#### [Goal]
Could you repeat the records below exactly, leaving out any pictures?
--- Start ---
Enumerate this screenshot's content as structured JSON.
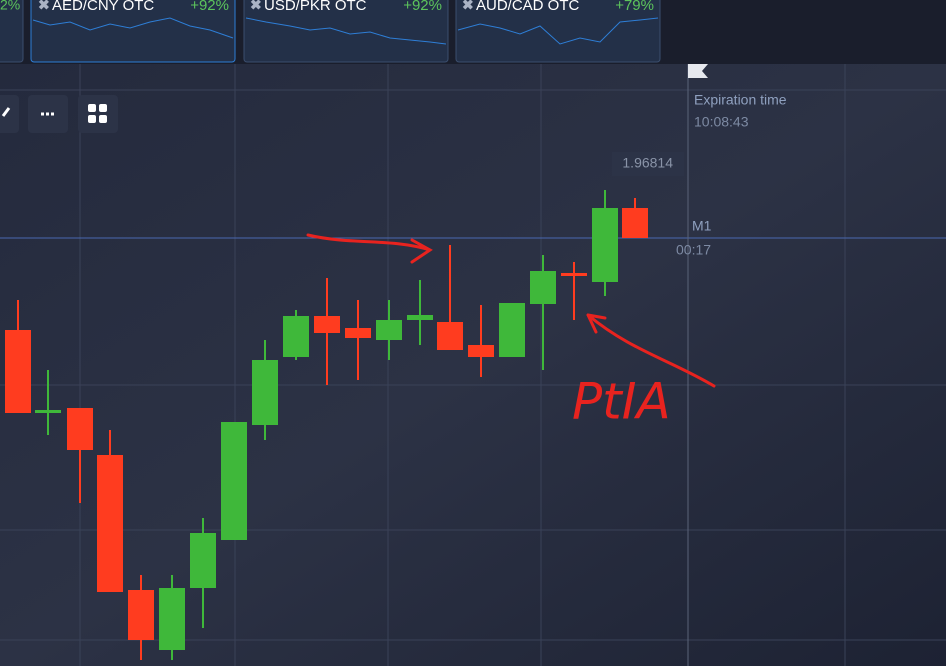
{
  "tabs": [
    {
      "name": "",
      "payout": "2%"
    },
    {
      "name": "AED/CNY OTC",
      "payout": "+92%"
    },
    {
      "name": "USD/PKR OTC",
      "payout": "+92%"
    },
    {
      "name": "AUD/CAD OTC",
      "payout": "+79%"
    }
  ],
  "expiration": {
    "label": "Expiration time",
    "time": "10:08:43"
  },
  "price_label": "1.96814",
  "timeframe": "M1",
  "timer": "00:17",
  "annotation": "PtIA"
}
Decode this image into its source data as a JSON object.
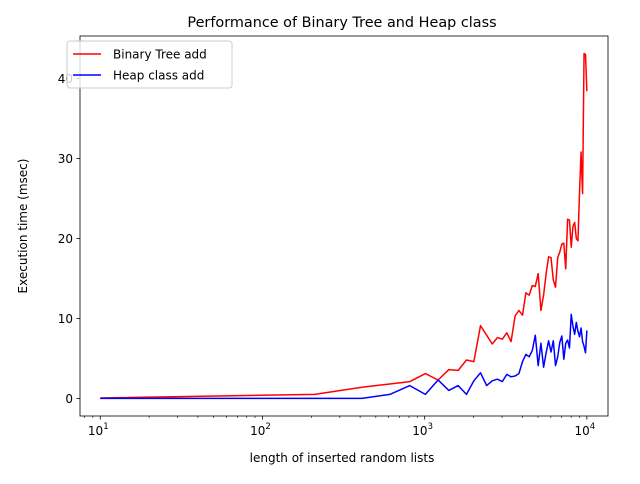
--- End ---
#### [Exercise solution]
Enumerate this screenshot's content as structured JSON.
{
  "tabs": [
    {
      "name": "",
      "payout": "2%"
    },
    {
      "name": "AED/CNY OTC",
      "payout": "+92%"
    },
    {
      "name": "USD/PKR OTC",
      "payout": "+92%"
    },
    {
      "name": "AUD/CAD OTC",
      "payout": "+79%"
    }
  ],
  "expiration": {
    "label": "Expiration time",
    "time": "10:08:43"
  },
  "price_label": "1.96814",
  "timeframe": "M1",
  "timer": "00:17",
  "annotation": "PtIA"
}
Decode this image into its source data as a JSON object.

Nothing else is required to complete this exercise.